[Collected data entries]
+--
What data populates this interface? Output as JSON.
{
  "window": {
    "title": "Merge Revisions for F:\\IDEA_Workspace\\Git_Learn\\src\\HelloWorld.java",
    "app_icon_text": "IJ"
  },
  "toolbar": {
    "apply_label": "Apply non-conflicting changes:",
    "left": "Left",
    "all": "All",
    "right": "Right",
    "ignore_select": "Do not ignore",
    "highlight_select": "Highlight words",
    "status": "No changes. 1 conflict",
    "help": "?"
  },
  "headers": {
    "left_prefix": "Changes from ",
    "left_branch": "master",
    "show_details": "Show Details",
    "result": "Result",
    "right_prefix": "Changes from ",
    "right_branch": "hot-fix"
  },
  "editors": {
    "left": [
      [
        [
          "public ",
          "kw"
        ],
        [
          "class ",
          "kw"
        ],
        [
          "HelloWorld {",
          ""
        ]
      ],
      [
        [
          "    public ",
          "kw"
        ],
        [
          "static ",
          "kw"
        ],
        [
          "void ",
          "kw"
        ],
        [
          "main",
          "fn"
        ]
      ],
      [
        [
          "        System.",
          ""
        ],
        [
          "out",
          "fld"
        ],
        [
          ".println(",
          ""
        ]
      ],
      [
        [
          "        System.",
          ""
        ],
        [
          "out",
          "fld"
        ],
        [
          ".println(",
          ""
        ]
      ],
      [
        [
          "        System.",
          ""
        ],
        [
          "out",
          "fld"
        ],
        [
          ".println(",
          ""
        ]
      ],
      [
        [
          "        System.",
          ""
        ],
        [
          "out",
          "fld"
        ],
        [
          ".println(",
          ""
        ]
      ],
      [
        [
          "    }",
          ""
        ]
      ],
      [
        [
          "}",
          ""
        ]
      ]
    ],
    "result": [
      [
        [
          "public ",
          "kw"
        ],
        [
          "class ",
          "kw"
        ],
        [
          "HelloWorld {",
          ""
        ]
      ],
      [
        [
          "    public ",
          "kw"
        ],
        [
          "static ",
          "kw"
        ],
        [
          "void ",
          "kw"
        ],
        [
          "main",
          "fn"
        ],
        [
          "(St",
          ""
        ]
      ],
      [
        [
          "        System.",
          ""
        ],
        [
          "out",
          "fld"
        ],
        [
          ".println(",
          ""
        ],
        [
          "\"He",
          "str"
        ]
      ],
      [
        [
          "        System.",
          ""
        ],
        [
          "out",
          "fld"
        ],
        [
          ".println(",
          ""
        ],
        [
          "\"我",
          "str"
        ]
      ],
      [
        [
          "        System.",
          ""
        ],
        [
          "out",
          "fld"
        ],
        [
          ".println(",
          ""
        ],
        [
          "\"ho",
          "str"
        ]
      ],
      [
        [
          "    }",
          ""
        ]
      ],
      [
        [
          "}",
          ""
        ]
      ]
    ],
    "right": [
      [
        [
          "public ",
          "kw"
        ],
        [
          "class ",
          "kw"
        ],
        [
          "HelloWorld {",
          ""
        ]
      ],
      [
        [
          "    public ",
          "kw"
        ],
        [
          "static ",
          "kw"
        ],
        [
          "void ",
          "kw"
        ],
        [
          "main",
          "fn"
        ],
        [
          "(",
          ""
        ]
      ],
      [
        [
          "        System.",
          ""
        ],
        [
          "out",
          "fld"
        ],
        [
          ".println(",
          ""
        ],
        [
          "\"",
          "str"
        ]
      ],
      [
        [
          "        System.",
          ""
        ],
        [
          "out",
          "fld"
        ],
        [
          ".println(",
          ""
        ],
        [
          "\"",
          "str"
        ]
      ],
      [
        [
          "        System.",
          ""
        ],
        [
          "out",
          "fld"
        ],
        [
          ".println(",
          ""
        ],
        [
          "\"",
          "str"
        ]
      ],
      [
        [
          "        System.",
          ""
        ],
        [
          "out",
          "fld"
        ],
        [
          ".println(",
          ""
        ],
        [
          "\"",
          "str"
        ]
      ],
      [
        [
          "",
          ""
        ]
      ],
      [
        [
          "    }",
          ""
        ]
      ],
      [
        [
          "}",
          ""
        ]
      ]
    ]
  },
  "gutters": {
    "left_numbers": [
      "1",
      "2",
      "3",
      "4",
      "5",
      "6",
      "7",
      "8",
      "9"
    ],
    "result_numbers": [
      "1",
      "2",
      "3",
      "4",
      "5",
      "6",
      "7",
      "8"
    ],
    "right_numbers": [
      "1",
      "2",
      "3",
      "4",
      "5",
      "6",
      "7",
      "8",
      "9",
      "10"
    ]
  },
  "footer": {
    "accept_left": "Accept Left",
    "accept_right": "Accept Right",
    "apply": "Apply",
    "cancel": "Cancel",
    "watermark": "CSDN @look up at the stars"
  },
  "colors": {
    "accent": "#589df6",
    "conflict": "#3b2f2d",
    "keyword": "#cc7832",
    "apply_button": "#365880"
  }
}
+--
PROBLEM: Every entry must be output again, exactly as written above.

TASK ANSWER:
What data populates this interface? Output as JSON.
{
  "window": {
    "title": "Merge Revisions for F:\\IDEA_Workspace\\Git_Learn\\src\\HelloWorld.java",
    "app_icon_text": "IJ"
  },
  "toolbar": {
    "apply_label": "Apply non-conflicting changes:",
    "left": "Left",
    "all": "All",
    "right": "Right",
    "ignore_select": "Do not ignore",
    "highlight_select": "Highlight words",
    "status": "No changes. 1 conflict",
    "help": "?"
  },
  "headers": {
    "left_prefix": "Changes from ",
    "left_branch": "master",
    "show_details": "Show Details",
    "result": "Result",
    "right_prefix": "Changes from ",
    "right_branch": "hot-fix"
  },
  "editors": {
    "left": [
      [
        [
          "public ",
          "kw"
        ],
        [
          "class ",
          "kw"
        ],
        [
          "HelloWorld {",
          ""
        ]
      ],
      [
        [
          "    public ",
          "kw"
        ],
        [
          "static ",
          "kw"
        ],
        [
          "void ",
          "kw"
        ],
        [
          "main",
          "fn"
        ]
      ],
      [
        [
          "        System.",
          ""
        ],
        [
          "out",
          "fld"
        ],
        [
          ".println(",
          ""
        ]
      ],
      [
        [
          "        System.",
          ""
        ],
        [
          "out",
          "fld"
        ],
        [
          ".println(",
          ""
        ]
      ],
      [
        [
          "        System.",
          ""
        ],
        [
          "out",
          "fld"
        ],
        [
          ".println(",
          ""
        ]
      ],
      [
        [
          "        System.",
          ""
        ],
        [
          "out",
          "fld"
        ],
        [
          ".println(",
          ""
        ]
      ],
      [
        [
          "    }",
          ""
        ]
      ],
      [
        [
          "}",
          ""
        ]
      ]
    ],
    "result": [
      [
        [
          "public ",
          "kw"
        ],
        [
          "class ",
          "kw"
        ],
        [
          "HelloWorld {",
          ""
        ]
      ],
      [
        [
          "    public ",
          "kw"
        ],
        [
          "static ",
          "kw"
        ],
        [
          "void ",
          "kw"
        ],
        [
          "main",
          "fn"
        ],
        [
          "(St",
          ""
        ]
      ],
      [
        [
          "        System.",
          ""
        ],
        [
          "out",
          "fld"
        ],
        [
          ".println(",
          ""
        ],
        [
          "\"He",
          "str"
        ]
      ],
      [
        [
          "        System.",
          ""
        ],
        [
          "out",
          "fld"
        ],
        [
          ".println(",
          ""
        ],
        [
          "\"我",
          "str"
        ]
      ],
      [
        [
          "        System.",
          ""
        ],
        [
          "out",
          "fld"
        ],
        [
          ".println(",
          ""
        ],
        [
          "\"ho",
          "str"
        ]
      ],
      [
        [
          "    }",
          ""
        ]
      ],
      [
        [
          "}",
          ""
        ]
      ]
    ],
    "right": [
      [
        [
          "public ",
          "kw"
        ],
        [
          "class ",
          "kw"
        ],
        [
          "HelloWorld {",
          ""
        ]
      ],
      [
        [
          "    public ",
          "kw"
        ],
        [
          "static ",
          "kw"
        ],
        [
          "void ",
          "kw"
        ],
        [
          "main",
          "fn"
        ],
        [
          "(",
          ""
        ]
      ],
      [
        [
          "        System.",
          ""
        ],
        [
          "out",
          "fld"
        ],
        [
          ".println(",
          ""
        ],
        [
          "\"",
          "str"
        ]
      ],
      [
        [
          "        System.",
          ""
        ],
        [
          "out",
          "fld"
        ],
        [
          ".println(",
          ""
        ],
        [
          "\"",
          "str"
        ]
      ],
      [
        [
          "        System.",
          ""
        ],
        [
          "out",
          "fld"
        ],
        [
          ".println(",
          ""
        ],
        [
          "\"",
          "str"
        ]
      ],
      [
        [
          "        System.",
          ""
        ],
        [
          "out",
          "fld"
        ],
        [
          ".println(",
          ""
        ],
        [
          "\"",
          "str"
        ]
      ],
      [
        [
          "",
          ""
        ]
      ],
      [
        [
          "    }",
          ""
        ]
      ],
      [
        [
          "}",
          ""
        ]
      ]
    ]
  },
  "gutters": {
    "left_numbers": [
      "1",
      "2",
      "3",
      "4",
      "5",
      "6",
      "7",
      "8",
      "9"
    ],
    "result_numbers": [
      "1",
      "2",
      "3",
      "4",
      "5",
      "6",
      "7",
      "8"
    ],
    "right_numbers": [
      "1",
      "2",
      "3",
      "4",
      "5",
      "6",
      "7",
      "8",
      "9",
      "10"
    ]
  },
  "footer": {
    "accept_left": "Accept Left",
    "accept_right": "Accept Right",
    "apply": "Apply",
    "cancel": "Cancel",
    "watermark": "CSDN @look up at the stars"
  },
  "colors": {
    "accent": "#589df6",
    "conflict": "#3b2f2d",
    "keyword": "#cc7832",
    "apply_button": "#365880"
  }
}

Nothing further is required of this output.